--- start RECORDED DATA ---

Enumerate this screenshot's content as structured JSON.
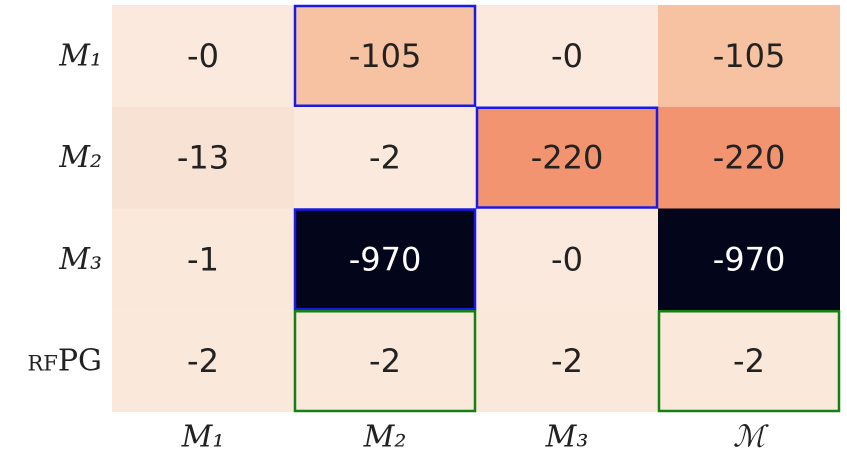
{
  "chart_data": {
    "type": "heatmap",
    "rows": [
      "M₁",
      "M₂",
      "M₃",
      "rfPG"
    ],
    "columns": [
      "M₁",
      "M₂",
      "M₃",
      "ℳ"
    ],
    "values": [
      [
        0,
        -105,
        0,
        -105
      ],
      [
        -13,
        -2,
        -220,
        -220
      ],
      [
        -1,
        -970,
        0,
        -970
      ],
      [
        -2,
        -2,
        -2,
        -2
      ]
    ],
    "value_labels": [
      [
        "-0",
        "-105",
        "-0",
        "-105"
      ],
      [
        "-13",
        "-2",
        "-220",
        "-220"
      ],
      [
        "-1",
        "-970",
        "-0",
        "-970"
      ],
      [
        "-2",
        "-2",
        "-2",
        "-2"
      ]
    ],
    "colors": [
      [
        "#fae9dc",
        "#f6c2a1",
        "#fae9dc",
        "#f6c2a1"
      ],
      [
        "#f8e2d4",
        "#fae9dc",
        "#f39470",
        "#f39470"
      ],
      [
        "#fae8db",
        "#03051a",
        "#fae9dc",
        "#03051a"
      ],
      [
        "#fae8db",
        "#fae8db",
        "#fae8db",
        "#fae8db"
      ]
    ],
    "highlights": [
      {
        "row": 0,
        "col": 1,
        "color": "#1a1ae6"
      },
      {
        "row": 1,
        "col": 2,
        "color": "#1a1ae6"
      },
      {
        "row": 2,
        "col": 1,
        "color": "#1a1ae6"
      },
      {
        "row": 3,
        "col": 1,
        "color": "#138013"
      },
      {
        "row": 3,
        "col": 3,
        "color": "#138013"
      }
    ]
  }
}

--- end RECORDED DATA ---

-- WHAT IS EXPECTED --
In your copy, leave out the pictures and reproduce the material above exactly.

-- EXERCISE RESPONSE --
Enumerate this screenshot's content as structured JSON.
{
  "chart_data": {
    "type": "heatmap",
    "rows": [
      "M₁",
      "M₂",
      "M₃",
      "rfPG"
    ],
    "columns": [
      "M₁",
      "M₂",
      "M₃",
      "ℳ"
    ],
    "values": [
      [
        0,
        -105,
        0,
        -105
      ],
      [
        -13,
        -2,
        -220,
        -220
      ],
      [
        -1,
        -970,
        0,
        -970
      ],
      [
        -2,
        -2,
        -2,
        -2
      ]
    ],
    "value_labels": [
      [
        "-0",
        "-105",
        "-0",
        "-105"
      ],
      [
        "-13",
        "-2",
        "-220",
        "-220"
      ],
      [
        "-1",
        "-970",
        "-0",
        "-970"
      ],
      [
        "-2",
        "-2",
        "-2",
        "-2"
      ]
    ],
    "colors": [
      [
        "#fae9dc",
        "#f6c2a1",
        "#fae9dc",
        "#f6c2a1"
      ],
      [
        "#f8e2d4",
        "#fae9dc",
        "#f39470",
        "#f39470"
      ],
      [
        "#fae8db",
        "#03051a",
        "#fae9dc",
        "#03051a"
      ],
      [
        "#fae8db",
        "#fae8db",
        "#fae8db",
        "#fae8db"
      ]
    ],
    "highlights": [
      {
        "row": 0,
        "col": 1,
        "color": "#1a1ae6"
      },
      {
        "row": 1,
        "col": 2,
        "color": "#1a1ae6"
      },
      {
        "row": 2,
        "col": 1,
        "color": "#1a1ae6"
      },
      {
        "row": 3,
        "col": 1,
        "color": "#138013"
      },
      {
        "row": 3,
        "col": 3,
        "color": "#138013"
      }
    ]
  }
}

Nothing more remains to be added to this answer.